## WHAT YOU NEED TO DO
Copy every line of the records below word for word, leaving out the pictures.

## ENTRIES

________________

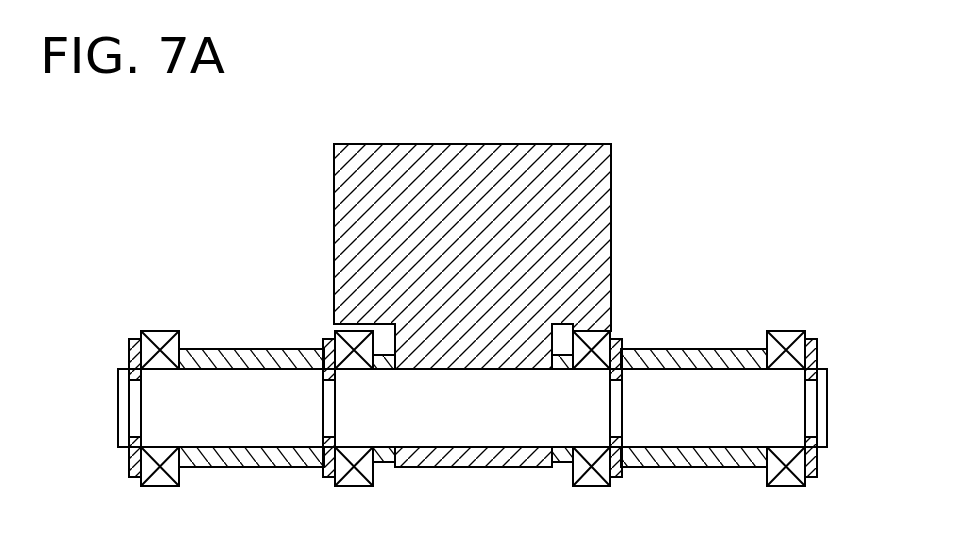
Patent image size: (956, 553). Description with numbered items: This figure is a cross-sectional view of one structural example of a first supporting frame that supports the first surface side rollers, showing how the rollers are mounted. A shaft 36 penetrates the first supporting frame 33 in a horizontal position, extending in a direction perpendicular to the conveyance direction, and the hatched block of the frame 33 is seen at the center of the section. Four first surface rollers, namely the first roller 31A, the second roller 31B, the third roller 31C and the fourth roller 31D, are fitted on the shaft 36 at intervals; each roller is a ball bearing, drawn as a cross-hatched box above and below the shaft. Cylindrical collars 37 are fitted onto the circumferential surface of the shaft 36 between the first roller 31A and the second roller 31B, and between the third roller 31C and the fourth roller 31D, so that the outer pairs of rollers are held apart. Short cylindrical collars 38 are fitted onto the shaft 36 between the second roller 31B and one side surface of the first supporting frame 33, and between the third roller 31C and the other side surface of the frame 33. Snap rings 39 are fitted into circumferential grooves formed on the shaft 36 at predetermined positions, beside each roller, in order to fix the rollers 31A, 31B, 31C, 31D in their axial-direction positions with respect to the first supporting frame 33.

The first roller 31A is at (160, 330).
The second roller 31B is at (336, 336).
The third roller 31C is at (610, 335).
The fourth roller 31D is at (773, 331).
The first supporting frame 33 is at (613, 240).
The shaft 36 is at (478, 448).
The cylindrical collar 37 is at (258, 467).
The short cylindrical collar 38 is at (385, 462).
The snap ring 39 is at (130, 478).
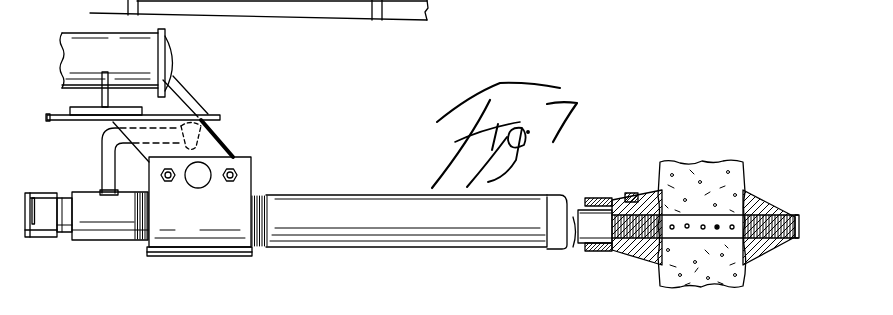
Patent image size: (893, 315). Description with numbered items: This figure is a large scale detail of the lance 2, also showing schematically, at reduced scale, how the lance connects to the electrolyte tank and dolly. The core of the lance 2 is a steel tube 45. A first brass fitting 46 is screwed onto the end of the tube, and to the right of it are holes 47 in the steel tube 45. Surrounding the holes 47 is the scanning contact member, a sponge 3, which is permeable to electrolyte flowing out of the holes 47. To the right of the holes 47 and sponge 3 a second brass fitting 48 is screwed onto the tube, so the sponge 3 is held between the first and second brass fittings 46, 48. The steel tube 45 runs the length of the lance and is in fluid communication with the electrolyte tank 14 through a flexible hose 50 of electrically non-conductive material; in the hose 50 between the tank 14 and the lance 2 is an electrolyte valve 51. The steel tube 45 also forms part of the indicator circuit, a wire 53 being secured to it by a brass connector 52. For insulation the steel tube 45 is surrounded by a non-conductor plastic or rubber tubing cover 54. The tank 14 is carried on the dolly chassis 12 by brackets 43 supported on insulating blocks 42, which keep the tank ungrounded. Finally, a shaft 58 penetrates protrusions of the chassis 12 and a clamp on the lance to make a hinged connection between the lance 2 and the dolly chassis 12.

The lance 2 is at (336, 246).
The sponge 3 is at (716, 165).
The dolly chassis 12 is at (220, 117).
The electrolyte tank 14 is at (73, 33).
The insulating block 42 is at (80, 117).
The bracket 43 is at (100, 97).
The steel tube 45 is at (65, 237).
The first brass fitting 46 is at (623, 257).
The holes 47 is at (693, 218).
The second brass fitting 48 is at (760, 200).
The flexible hose 50 is at (100, 152).
The electrolyte valve 51 is at (205, 138).
The brass connector 52 is at (43, 238).
The wire 53 is at (36, 193).
The non-conductor tubing cover 54 is at (368, 195).
The shaft 58 is at (200, 188).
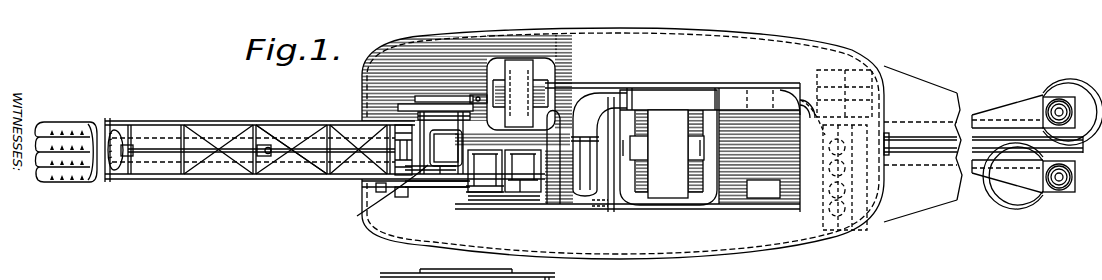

________________

## TASK RESPONSE
Patent image size: (956, 553). Description with numbered items: This figure is a cross-sectional view of one structural example of a first supporting frame that supports the first surface side rollers, showing how the rollers are mounted. A shaft 36 penetrates the first supporting frame 33 in a horizontal position, extending in a direction perpendicular to the conveyance direction, and the hatched block of the frame 33 is seen at the center of the section. Four first surface rollers, namely the first roller 31A, the second roller 31B, the third roller 31C and the fourth roller 31D, are fitted on the shaft 36 at intervals; each roller is a ball bearing, drawn as a cross-hatched box above and below the shaft. Cylindrical collars 37 are fitted onto the circumferential surface of the shaft 36 between the first roller 31A and the second roller 31B, and between the third roller 31C and the fourth roller 31D, so that the outer pairs of rollers are held apart. Short cylindrical collars 38 are fitted onto the shaft 36 between the second roller 31B and one side surface of the first supporting frame 33, and between the third roller 31C and the other side surface of the frame 33. Snap rings 39 are fitted into circumferential grooves formed on the shaft 36 at predetermined positions, beside each roller, in order to fix the rollers 31A, 31B, 31C, 31D in their axial-direction positions with respect to the first supporting frame 33.

The first roller 31A is at (160, 330).
The second roller 31B is at (336, 336).
The third roller 31C is at (610, 335).
The fourth roller 31D is at (773, 331).
The first supporting frame 33 is at (613, 240).
The shaft 36 is at (478, 448).
The cylindrical collar 37 is at (258, 467).
The short cylindrical collar 38 is at (385, 462).
The snap ring 39 is at (130, 478).
Patent image size: (893, 315). Description with numbered items: This figure is a large scale detail of the lance 2, also showing schematically, at reduced scale, how the lance connects to the electrolyte tank and dolly. The core of the lance 2 is a steel tube 45. A first brass fitting 46 is screwed onto the end of the tube, and to the right of it are holes 47 in the steel tube 45. Surrounding the holes 47 is the scanning contact member, a sponge 3, which is permeable to electrolyte flowing out of the holes 47. To the right of the holes 47 and sponge 3 a second brass fitting 48 is screwed onto the tube, so the sponge 3 is held between the first and second brass fittings 46, 48. The steel tube 45 runs the length of the lance and is in fluid communication with the electrolyte tank 14 through a flexible hose 50 of electrically non-conductive material; in the hose 50 between the tank 14 and the lance 2 is an electrolyte valve 51. The steel tube 45 also forms part of the indicator circuit, a wire 53 being secured to it by a brass connector 52. For insulation the steel tube 45 is surrounded by a non-conductor plastic or rubber tubing cover 54. The tank 14 is carried on the dolly chassis 12 by brackets 43 supported on insulating blocks 42, which keep the tank ungrounded. Finally, a shaft 58 penetrates protrusions of the chassis 12 and a clamp on the lance to make a hinged connection between the lance 2 and the dolly chassis 12.

The lance 2 is at (336, 246).
The sponge 3 is at (716, 165).
The dolly chassis 12 is at (220, 117).
The electrolyte tank 14 is at (73, 33).
The insulating block 42 is at (80, 117).
The bracket 43 is at (100, 97).
The steel tube 45 is at (65, 237).
The first brass fitting 46 is at (623, 257).
The holes 47 is at (693, 218).
The second brass fitting 48 is at (760, 200).
The flexible hose 50 is at (100, 152).
The electrolyte valve 51 is at (205, 138).
The brass connector 52 is at (43, 238).
The wire 53 is at (36, 193).
The non-conductor tubing cover 54 is at (368, 195).
The shaft 58 is at (200, 188).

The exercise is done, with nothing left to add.